* begin *

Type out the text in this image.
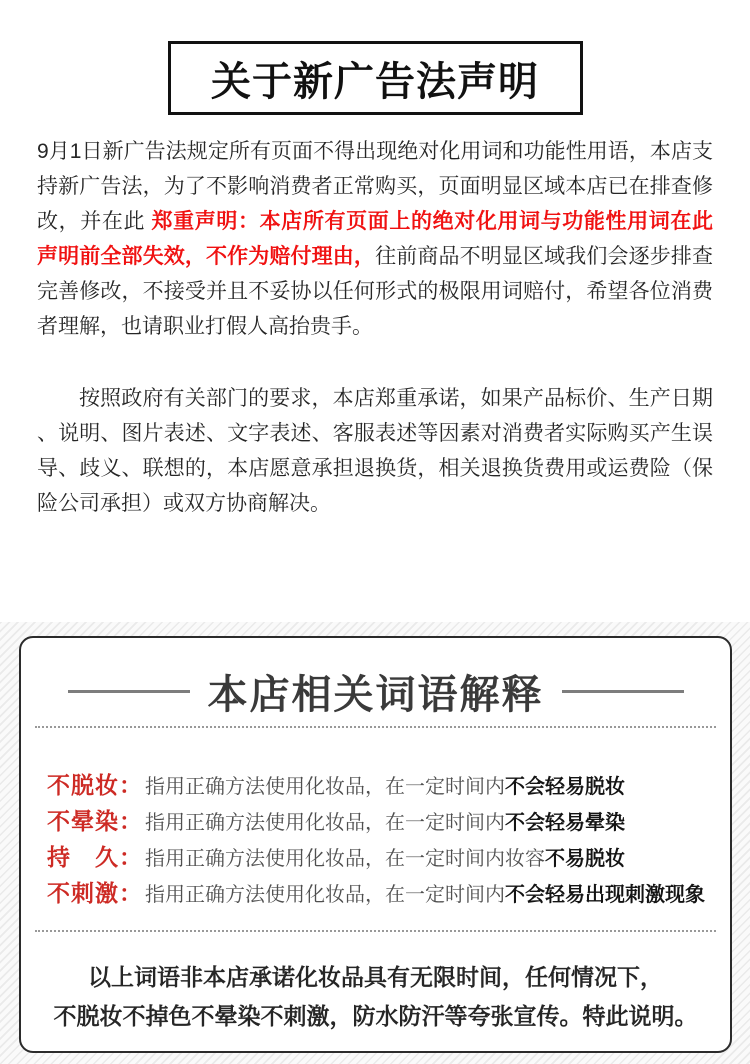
关于新广告法声明

9月1日新广告法规定所有页面不得出现绝对化用词和功能性用语，本店支持新广告法，为了不影响消费者正常购买，页面明显区域本店已在排查修改，并在此 郑重声明：本店所有页面上的绝对化用词与功能性用词在此声明前全部失效，不作为赔付理由，往前商品不明显区域我们会逐步排查完善修改，不接受并且不妥协以任何形式的极限用词赔付，希望各位消费者理解，也请职业打假人高抬贵手。

按照政府有关部门的要求，本店郑重承诺，如果产品标价、生产日期、说明、图片表述、文字表述、客服表述等因素对消费者实际购买产生误导、歧义、联想的，本店愿意承担退换货，相关退换货费用或运费险（保险公司承担）或双方协商解决。

本店相关词语解释
不脱妆： 指用正确方法使用化妆品，在一定时间内不会轻易脱妆
不晕染： 指用正确方法使用化妆品，在一定时间内不会轻易晕染
持　久： 指用正确方法使用化妆品，在一定时间内妆容不易脱妆
不刺激： 指用正确方法使用化妆品，在一定时间内不会轻易出现刺激现象
以上词语非本店承诺化妆品具有无限时间，任何情况下，
不脱妆不掉色不晕染不刺激，防水防汗等夸张宣传。特此说明。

* end *

:: WHAT THE EXERCISE ASKS ::
Images do not belong in the copy; reproduce all other parts of the records above verbatim.

:: WORKED SOLUTION ::
Type out the text in this image.
关于新广告法声明

9月1日新广告法规定所有页面不得出现绝对化用词和功能性用语，本店支持新广告法，为了不影响消费者正常购买，页面明显区域本店已在排查修改，并在此 郑重声明：本店所有页面上的绝对化用词与功能性用词在此声明前全部失效，不作为赔付理由，往前商品不明显区域我们会逐步排查完善修改，不接受并且不妥协以任何形式的极限用词赔付，希望各位消费者理解，也请职业打假人高抬贵手。

按照政府有关部门的要求，本店郑重承诺，如果产品标价、生产日期、说明、图片表述、文字表述、客服表述等因素对消费者实际购买产生误导、歧义、联想的，本店愿意承担退换货，相关退换货费用或运费险（保险公司承担）或双方协商解决。

本店相关词语解释
不脱妆： 指用正确方法使用化妆品，在一定时间内不会轻易脱妆
不晕染： 指用正确方法使用化妆品，在一定时间内不会轻易晕染
持　久： 指用正确方法使用化妆品，在一定时间内妆容不易脱妆
不刺激： 指用正确方法使用化妆品，在一定时间内不会轻易出现刺激现象
以上词语非本店承诺化妆品具有无限时间，任何情况下，
不脱妆不掉色不晕染不刺激，防水防汗等夸张宣传。特此说明。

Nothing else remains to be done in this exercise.